===== Фрагмент текста =====
Тайна бытия — запредельность. Тайна ЭТОГО бытия — обреченность. Спасено может быть только что-то ЗА ПРЕДЕЛАМИ. Стих очерчивает — пределы.

                       Ты знаешь, я томлюсь в неволе,                       О смерти господа моля.                       Но все мне памятна до боли                       Тверская скудная земля.

                       Журавль у ветхого колодца,                       Над ним, как кипень, облака,                       В полях скрипучие воротца,                       И запах хлеба, и тоска.

                       И те неяркие просторы,                       Где даже голос ветра слаб,                       И осуждающие взоры                       Спокойных загорелых баб.

Редкостный случай, когда среди сломанных перьев и забытых перчаток появляются "представители народа". От них веет отчуждением и непредсказуемостью. Но это не "социальная краска" — это все тот же ахматовский вакуум бытийной тревоги. Приметы России разрозненны и беглы. Колоколенка по соседству и Библия, заложенная кленовым листом на Песни Песней, — вовсе не признаки клерикальности, как загорелые бабы — не знак народности, и Исаакий из "литого серебра" с "конем Великого Петра" — не эмблемы державности: в отличие от Мандельштама, этого соблазна Ахматова не знает. У нее есть ощущение пространства, которое чернеет и светится, и есть ощущение времени, которое "бежит", но нет чувства страны: ни как религиозной, ни как этнической, ни как революционной силы. Героиня Ахматовой — не православная богомолка, она скорее действительно "чернокнижница", "колдунья". И она не "славянка"; много лет спустя она признается, что у Хлебникова приемлет все, кроме "славянской" стилистики (не только у Хлебникова).
=====
Задание A
Кем, согласно фрагменту о поэзии Ахматовой, скорее является ее героиня, если она не православная богомолка?
Задание B
Продолжите фрагмент о поэзии Ахматовой, начав сразу после его последнего предложения.
===== Предоставленные записи =====
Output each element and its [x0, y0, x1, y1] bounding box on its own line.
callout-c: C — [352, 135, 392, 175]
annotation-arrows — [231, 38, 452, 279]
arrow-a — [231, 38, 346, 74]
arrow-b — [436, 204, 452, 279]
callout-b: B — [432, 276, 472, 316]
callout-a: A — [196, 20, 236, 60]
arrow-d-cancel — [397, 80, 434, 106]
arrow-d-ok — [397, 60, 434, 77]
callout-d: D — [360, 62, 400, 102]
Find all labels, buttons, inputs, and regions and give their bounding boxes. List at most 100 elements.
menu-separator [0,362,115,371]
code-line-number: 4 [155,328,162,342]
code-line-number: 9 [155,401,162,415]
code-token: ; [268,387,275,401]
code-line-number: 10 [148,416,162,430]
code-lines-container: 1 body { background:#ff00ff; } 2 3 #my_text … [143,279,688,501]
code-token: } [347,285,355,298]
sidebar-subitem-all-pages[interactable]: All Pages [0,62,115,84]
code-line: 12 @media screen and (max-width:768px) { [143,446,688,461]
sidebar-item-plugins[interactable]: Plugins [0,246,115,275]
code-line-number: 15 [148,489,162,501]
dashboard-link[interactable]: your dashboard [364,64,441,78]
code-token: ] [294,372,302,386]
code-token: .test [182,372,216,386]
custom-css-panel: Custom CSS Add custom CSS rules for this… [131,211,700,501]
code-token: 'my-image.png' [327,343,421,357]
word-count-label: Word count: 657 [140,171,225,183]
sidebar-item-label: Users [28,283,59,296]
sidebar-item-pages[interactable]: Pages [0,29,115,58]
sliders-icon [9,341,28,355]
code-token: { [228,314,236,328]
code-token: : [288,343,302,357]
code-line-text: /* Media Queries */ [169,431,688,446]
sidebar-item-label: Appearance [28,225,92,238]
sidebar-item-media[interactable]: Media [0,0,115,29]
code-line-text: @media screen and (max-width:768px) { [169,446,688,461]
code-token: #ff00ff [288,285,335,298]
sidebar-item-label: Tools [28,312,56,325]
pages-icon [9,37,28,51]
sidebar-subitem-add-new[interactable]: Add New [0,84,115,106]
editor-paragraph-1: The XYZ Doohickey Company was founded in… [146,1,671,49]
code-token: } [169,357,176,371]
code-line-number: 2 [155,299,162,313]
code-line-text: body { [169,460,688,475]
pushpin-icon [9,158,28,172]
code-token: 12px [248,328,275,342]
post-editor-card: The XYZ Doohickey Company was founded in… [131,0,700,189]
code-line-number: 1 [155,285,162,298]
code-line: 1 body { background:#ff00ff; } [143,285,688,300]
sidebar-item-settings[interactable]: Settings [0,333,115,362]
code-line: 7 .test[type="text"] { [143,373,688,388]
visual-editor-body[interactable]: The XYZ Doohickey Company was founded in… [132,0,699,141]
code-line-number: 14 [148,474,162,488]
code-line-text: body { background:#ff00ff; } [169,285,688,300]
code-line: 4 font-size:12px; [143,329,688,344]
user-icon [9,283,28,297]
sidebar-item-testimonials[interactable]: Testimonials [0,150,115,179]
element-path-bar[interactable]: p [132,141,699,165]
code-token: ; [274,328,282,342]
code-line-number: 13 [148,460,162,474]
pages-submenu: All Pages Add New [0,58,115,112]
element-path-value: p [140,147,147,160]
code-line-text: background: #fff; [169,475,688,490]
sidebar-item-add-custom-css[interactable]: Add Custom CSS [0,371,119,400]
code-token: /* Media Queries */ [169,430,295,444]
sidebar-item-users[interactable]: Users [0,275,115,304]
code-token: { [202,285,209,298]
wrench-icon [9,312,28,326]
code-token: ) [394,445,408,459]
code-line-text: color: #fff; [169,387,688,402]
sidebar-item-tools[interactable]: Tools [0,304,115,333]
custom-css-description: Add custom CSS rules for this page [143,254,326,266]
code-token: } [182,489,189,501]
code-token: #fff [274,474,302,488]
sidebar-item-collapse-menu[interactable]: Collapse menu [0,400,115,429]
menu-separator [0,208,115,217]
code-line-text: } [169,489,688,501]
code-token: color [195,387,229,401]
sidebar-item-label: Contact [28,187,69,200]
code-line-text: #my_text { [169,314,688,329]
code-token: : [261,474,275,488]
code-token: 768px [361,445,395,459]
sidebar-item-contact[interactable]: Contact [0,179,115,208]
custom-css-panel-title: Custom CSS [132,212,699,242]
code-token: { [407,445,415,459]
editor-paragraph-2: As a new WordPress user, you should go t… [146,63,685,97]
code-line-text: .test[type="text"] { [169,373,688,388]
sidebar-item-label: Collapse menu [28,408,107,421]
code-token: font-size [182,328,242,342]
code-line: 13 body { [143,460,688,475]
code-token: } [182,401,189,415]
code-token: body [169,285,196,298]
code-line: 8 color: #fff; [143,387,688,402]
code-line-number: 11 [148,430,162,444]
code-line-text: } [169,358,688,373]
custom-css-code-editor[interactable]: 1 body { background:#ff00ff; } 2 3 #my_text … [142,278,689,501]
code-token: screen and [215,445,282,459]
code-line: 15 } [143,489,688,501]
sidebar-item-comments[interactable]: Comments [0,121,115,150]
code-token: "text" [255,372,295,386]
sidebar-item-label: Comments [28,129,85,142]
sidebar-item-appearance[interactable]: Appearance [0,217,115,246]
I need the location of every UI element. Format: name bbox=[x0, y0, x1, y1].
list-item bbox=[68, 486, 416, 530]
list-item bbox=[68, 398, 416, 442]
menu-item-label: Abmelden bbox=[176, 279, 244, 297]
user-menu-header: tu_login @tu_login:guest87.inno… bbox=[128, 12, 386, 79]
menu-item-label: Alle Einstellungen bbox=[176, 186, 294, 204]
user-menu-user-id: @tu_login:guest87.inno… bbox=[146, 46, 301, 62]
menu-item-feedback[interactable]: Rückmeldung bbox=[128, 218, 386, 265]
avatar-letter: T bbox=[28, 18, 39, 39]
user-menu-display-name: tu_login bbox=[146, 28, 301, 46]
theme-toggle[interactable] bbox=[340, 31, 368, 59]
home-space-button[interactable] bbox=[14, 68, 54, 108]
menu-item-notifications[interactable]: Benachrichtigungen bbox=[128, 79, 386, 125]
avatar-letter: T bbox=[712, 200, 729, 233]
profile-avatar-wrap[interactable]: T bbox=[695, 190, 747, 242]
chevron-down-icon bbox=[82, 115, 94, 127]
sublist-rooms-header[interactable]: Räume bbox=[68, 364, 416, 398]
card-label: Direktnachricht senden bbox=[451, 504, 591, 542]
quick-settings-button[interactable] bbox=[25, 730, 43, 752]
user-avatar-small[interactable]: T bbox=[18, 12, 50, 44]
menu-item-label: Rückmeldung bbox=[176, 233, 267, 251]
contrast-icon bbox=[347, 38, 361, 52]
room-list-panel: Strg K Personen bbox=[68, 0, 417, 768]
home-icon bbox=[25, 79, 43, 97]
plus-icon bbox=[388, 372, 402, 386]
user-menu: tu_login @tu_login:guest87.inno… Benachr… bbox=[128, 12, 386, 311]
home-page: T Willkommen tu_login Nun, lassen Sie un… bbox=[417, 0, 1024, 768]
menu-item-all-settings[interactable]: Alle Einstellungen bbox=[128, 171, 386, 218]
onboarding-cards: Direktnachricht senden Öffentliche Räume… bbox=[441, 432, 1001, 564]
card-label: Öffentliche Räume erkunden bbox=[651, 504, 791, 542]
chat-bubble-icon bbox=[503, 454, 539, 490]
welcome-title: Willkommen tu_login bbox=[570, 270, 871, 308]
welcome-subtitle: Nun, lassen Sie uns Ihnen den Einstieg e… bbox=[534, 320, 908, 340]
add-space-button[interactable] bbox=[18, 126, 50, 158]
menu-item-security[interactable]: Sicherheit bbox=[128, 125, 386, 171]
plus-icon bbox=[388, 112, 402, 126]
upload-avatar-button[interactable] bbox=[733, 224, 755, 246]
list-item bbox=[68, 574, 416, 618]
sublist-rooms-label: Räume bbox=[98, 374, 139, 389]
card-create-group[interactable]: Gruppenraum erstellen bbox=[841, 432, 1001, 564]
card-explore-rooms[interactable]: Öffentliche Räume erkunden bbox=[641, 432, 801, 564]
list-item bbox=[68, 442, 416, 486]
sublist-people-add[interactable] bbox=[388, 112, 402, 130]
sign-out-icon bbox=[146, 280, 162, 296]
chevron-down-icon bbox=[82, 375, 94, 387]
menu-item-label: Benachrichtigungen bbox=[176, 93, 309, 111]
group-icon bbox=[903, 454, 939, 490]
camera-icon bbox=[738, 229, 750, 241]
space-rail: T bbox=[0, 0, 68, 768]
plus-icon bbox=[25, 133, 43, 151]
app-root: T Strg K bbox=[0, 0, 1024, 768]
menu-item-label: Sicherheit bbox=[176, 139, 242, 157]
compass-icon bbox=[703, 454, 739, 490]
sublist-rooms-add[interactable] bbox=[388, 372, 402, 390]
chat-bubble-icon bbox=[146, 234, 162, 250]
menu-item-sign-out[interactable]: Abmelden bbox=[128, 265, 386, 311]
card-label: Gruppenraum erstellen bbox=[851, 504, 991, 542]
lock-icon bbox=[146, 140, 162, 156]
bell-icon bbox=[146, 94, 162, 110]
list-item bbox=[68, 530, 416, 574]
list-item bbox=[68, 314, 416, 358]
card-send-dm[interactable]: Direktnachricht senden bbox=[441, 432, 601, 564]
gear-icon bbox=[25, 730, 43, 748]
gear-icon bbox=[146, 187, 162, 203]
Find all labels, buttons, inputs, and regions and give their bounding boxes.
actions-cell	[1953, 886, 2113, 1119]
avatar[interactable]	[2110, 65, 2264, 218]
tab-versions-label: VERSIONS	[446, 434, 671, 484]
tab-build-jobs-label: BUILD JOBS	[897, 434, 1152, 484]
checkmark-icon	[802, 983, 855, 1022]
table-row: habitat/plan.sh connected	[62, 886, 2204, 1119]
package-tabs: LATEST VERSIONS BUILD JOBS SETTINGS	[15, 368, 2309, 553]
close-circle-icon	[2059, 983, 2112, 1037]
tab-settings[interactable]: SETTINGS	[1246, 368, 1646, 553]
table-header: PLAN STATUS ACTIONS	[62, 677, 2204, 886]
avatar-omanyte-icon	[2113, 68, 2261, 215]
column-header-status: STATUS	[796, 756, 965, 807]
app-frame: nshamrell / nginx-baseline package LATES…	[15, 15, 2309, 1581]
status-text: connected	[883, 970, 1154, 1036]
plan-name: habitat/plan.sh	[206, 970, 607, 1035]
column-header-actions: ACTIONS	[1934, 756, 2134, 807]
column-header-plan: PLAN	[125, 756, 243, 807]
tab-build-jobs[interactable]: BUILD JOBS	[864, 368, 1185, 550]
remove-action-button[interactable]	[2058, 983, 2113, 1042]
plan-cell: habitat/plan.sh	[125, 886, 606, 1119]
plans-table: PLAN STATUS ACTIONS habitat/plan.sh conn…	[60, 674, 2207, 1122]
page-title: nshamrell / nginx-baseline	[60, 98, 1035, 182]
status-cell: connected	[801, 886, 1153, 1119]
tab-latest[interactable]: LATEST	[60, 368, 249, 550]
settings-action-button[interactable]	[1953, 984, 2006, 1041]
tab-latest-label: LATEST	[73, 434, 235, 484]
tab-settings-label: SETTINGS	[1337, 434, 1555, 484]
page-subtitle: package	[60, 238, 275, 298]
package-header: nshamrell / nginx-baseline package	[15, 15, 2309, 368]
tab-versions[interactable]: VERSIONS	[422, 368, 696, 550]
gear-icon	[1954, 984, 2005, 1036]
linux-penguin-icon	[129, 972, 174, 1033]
=====
Ответ A
Героиня Ахматовой скорее «чернокнижница», «колдунья».

Ответ B
И, разумеется, ничего "революционного": ни словечка, ни отзвука, просто вообще никакого отношения. Вспоминает: "Я была в Слепневе зимой. Это было великолепно… Сани, валенки, медвежьи полости, огромные полушубки, звенящая тишина, сугробы, алмазные снега… (загорелых баб не видно: сидят по избам — Л.А.). Там я встретила 1917 год. После угрюмого военного Севастополя, где я задыхалась от астмы и мерзла в холодной наемной комнате, мне казалось, что я попала в какую-то обетованную страну. А в Петербурге был уже убитый Распутин и ждали революцию, которая была назначена (! — Л.А.)на 20 января… В этот день я обедала у Натана Альтмана. Он подарил мне свой рисунок и надписал: "В день Русской Революции… Солдатке Гумилевой от чертежника Альтмана".

Можно заметить, что веселая издевка в этом воспоминании более объяснима настроениями 1957 года, когда Ахматова пишет свой мемуарный этюд, чем чувствами года 1917-го. Но в данном случае издевка как итог и лейтмотив даже показательней накатывавших ужасов "того времени". И по стихам видно: 1917 год проигнорирован начисто. Переломный для Ахматовой год — не 1917-й, а 1914-й. Начало Двадцатого века.

Именно тут поворот. Интонация "веселой грешницы" уступает место одышке и подавленному рыданию. Исчезает серебро…

Много лет спустя, ретроспективно, оглядываясь "из года сорокового", в "Поэме без героя" Ахматова на мгновенье вернет эпитету общепринятую эмблематичность: "И серебряный месяц ярко над серебряным веком стыл". Холодом веет от этого серебра. "Серебристая ива" вернется в поздние стихи воспоминанием, уже нереальным, — реальной окажется "серебряная седина". Но колотящий озноб с самого начала заложен в этот колер. "Серебряный смех" проваливается в "серебряный плач". Серебро вытесняется белизной, резкой и ясной: это цвет смерти. Белое и черное встык. "В белом инее черные елки". И даже с обменом смыслами: черная голубка — белый крест. Черное — знак прозренья. Черным подбито все, и только раз чернь дана как толпа — в иерусалимских, евангельских декорациях. Та чернь, что творит историю за царскосельскими окнами, Ахматову не интересует. В ее стихах "идет другая драма".

Эта драма не имеет ни ясного имени, ни внятных очертаний. Нужен удар, несчастье, катастрофа, обвал в смерть, чтобы имя открылось, и очертилась драма.

1914 год — вот черта.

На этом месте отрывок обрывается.